-- Start of Document --

Sought after late '60's heavy acid rock gem that features a cover featuring young kids sucking on hookahs ! The original album came with a drug dealing game. The album stands up well alongside albums such as Blue Cheers later recordings, Grand Funk, Damnation etc. Hard, heavy and wholesome. (freakemporium)
Personnel incl: CAROL FITZGERALD vcls A B WILLIE FRENCH LOWERY lead gtr, vcls A B FORRIS FULFORD drms, vcls A B RONALD SEIGER bs A BOBBY PAUL bs B RICKEY VANNOY gtr, vcls B
ALBUM: 1(B) OVERDOSE (Radnor R2003) 1970
NB: (1) reissued on CD (Gear Fab GF-166) 2001.
45: 1(B) Streets Of Gold / Get Ready (Radnor 104) 1970
Originally known as Plant and See (line-up 'A'), a four-piece from Fayetteville, North Carolina. They were enjoying some success with a 45 and LP under their belt when their label White Whale went under and they were marooned. Determined to continue they got another contract which meant a change of name - so they chose to adopt the name of Lowery's native American tribe.

-- End of Document --
-- Start of Source data --

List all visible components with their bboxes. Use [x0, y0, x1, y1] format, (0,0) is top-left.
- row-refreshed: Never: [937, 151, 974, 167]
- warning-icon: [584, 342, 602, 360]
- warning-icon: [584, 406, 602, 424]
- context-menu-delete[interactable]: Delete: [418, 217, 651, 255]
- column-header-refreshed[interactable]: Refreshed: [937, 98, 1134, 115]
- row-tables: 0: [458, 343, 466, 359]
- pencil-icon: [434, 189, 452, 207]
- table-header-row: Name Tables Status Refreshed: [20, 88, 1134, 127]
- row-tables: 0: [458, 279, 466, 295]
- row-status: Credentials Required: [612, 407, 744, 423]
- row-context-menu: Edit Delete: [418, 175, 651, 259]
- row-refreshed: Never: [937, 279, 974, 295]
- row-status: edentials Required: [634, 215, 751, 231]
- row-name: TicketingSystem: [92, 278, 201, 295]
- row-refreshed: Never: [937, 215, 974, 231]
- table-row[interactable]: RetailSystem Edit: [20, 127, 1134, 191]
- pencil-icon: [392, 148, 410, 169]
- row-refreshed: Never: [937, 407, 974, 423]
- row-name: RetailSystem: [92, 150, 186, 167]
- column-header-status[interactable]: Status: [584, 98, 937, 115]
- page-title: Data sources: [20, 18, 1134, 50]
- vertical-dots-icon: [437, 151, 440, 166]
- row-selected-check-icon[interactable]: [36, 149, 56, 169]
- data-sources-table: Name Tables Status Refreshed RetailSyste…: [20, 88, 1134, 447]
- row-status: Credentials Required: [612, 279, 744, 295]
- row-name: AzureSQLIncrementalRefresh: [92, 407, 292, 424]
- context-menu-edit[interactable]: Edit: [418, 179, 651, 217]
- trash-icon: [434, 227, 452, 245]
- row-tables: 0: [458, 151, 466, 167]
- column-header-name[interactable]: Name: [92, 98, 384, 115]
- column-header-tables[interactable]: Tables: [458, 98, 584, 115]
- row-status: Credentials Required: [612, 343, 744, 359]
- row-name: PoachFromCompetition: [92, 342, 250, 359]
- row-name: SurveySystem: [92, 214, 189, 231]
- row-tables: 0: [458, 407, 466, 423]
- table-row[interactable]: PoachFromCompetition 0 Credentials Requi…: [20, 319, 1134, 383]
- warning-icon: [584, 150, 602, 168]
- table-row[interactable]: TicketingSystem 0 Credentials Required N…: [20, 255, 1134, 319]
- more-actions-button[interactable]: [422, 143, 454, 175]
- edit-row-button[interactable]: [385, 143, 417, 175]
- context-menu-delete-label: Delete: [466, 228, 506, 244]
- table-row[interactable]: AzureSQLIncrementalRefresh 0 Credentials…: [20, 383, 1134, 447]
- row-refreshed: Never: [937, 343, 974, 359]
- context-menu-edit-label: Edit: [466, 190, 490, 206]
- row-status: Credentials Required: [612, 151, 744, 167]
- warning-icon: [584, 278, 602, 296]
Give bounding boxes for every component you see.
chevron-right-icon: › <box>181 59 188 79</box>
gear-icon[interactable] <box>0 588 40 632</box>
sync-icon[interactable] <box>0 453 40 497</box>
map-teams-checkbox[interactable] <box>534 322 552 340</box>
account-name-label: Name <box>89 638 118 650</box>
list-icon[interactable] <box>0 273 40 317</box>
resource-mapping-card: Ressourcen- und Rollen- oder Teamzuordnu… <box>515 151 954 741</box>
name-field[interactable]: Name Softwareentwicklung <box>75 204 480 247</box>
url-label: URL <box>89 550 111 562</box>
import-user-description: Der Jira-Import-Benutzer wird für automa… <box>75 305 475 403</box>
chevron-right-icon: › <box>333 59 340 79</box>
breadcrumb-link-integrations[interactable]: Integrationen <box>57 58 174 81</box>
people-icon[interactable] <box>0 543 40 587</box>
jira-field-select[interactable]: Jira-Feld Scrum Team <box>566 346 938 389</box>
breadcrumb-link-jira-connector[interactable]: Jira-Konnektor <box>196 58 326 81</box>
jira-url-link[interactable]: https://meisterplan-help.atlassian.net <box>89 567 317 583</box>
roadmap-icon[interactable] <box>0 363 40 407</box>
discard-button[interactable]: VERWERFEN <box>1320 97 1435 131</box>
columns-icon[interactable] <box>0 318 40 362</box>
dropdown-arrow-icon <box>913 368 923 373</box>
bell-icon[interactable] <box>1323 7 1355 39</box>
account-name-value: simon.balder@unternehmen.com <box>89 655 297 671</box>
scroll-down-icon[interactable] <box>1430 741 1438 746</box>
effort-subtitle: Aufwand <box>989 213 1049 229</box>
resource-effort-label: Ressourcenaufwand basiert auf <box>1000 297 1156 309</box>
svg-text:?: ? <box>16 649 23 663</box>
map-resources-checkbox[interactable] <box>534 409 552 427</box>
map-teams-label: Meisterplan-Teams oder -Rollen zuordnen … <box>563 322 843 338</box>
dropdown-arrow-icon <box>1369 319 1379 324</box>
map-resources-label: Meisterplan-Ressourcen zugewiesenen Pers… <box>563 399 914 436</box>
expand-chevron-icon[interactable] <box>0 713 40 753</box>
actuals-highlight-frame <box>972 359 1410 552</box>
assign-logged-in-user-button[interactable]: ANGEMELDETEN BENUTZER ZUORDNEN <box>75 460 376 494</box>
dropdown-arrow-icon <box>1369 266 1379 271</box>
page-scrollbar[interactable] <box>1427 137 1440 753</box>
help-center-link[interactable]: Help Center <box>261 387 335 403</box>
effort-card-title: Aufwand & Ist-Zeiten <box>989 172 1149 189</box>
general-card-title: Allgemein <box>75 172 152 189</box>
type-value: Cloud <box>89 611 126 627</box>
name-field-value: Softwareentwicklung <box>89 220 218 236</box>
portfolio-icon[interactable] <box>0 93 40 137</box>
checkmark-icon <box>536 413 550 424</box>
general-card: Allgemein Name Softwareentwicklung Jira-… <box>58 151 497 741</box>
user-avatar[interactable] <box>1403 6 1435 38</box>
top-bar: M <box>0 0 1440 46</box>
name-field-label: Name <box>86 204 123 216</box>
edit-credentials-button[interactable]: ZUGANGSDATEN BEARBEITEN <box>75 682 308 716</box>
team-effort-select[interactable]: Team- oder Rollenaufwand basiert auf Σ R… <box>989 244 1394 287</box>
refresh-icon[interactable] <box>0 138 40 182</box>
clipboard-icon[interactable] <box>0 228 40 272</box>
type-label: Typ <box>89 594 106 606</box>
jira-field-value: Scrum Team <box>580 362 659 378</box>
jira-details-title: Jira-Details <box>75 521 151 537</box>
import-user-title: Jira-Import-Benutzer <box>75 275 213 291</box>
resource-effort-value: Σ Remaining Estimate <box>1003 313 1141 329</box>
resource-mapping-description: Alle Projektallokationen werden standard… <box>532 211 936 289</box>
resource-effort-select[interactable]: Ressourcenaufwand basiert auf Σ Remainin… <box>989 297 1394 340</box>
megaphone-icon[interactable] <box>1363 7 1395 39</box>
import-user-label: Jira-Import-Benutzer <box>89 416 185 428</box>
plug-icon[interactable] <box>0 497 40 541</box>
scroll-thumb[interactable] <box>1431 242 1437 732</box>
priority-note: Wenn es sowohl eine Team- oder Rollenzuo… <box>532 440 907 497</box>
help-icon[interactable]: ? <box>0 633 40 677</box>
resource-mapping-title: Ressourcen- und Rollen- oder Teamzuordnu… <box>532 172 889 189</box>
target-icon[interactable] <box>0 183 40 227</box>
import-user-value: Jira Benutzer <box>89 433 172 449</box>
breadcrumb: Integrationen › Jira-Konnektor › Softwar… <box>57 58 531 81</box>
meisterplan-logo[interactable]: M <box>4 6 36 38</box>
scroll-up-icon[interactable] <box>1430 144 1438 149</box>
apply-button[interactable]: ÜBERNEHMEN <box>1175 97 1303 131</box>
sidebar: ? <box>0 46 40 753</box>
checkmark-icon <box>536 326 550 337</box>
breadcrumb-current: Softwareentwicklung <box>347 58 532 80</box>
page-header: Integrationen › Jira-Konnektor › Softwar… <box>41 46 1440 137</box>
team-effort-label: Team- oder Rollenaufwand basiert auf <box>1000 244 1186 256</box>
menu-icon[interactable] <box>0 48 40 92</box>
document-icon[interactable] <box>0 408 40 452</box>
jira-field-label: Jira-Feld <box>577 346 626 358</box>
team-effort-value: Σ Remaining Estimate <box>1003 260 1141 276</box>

-- End of Source data --

__Tasks__.
• 1. Repeat the rows word for word, starting at the first line of the rows and stopping after the line containing "- row-status: edentials", with both ends included.
• 2. Carry the band history forward from the point where it ends.

__Exercise results__.
• 1.
List all visible components with their bboxes. Use [x0, y0, x1, y1] format, (0,0) is top-left.
- row-refreshed: Never: [937, 151, 974, 167]
- warning-icon: [584, 342, 602, 360]
- warning-icon: [584, 406, 602, 424]
- context-menu-delete[interactable]: Delete: [418, 217, 651, 255]
- column-header-refreshed[interactable]: Refreshed: [937, 98, 1134, 115]
- row-tables: 0: [458, 343, 466, 359]
- pencil-icon: [434, 189, 452, 207]
- table-header-row: Name Tables Status Refreshed: [20, 88, 1134, 127]
- row-tables: 0: [458, 279, 466, 295]
- row-status: Credentials Required: [612, 407, 744, 423]
- row-context-menu: Edit Delete: [418, 175, 651, 259]
- row-refreshed: Never: [937, 279, 974, 295]
- row-status: edentials Required: [634, 215, 751, 231]

• 2.
A strange album which came with a big cardboard insert for the 'Overdose' game, a kind of 'Monopoly' for stoned people! The lyrics are obviously drug-related (You Gotta Be Stoned, Veronica High) and the music is rather bluesy with some sound effects. Now rare and sought-after but probably more for the game than for the music itself, which is of minor interest.
(Stephane Rebeschini/Max Waller)
Tracklist:
1. Tone Deaf 2. Veronica High 3. People Get Ready 4. You Gotta Be Stoned 5. Tone Deaf Jam 6. Streets of Gold 7. Whole World Is Down on Me 8. Whole World Is Sunny Upside Down
Their sole LP was originally accompanied by a board game that had, as its central objective, the establishment of a worldwide dealership, from which players started out selling marijuana before graduating, eventually, to acid. Unfortunately, that gimmick along with the group's atypical interracial makeup was really the most fascinating attribute of Lumbee's sole album, which was largely a collection of lumbering southern blues-based rock songs with only brief flashes of inventiveness.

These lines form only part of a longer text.